### Aim of the task
The listing below is to be output in its exact form.
· · · · ·
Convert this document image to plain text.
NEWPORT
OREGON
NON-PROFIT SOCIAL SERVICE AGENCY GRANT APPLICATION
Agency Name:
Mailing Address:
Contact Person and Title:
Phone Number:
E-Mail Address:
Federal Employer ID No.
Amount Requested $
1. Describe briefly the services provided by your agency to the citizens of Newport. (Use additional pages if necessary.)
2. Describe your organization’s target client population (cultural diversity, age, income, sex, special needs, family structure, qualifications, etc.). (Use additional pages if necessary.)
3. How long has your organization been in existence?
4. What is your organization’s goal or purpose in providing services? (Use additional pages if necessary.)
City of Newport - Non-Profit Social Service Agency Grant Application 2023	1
· · · · ·
### Result of the task
Convert this document image to plain text.
NEWPORT
OREGON
NON-PROFIT SOCIAL SERVICE AGENCY GRANT APPLICATION
Agency Name:
Mailing Address:
Contact Person and Title:
Phone Number:
E-Mail Address:
Federal Employer ID No.
Amount Requested $
1. Describe briefly the services provided by your agency to the citizens of Newport. (Use additional pages if necessary.)
2. Describe your organization’s target client population (cultural diversity, age, income, sex, special needs, family structure, qualifications, etc.). (Use additional pages if necessary.)
3. How long has your organization been in existence?
4. What is your organization’s goal or purpose in providing services? (Use additional pages if necessary.)
City of Newport - Non-Profit Social Service Agency Grant Application 2023	1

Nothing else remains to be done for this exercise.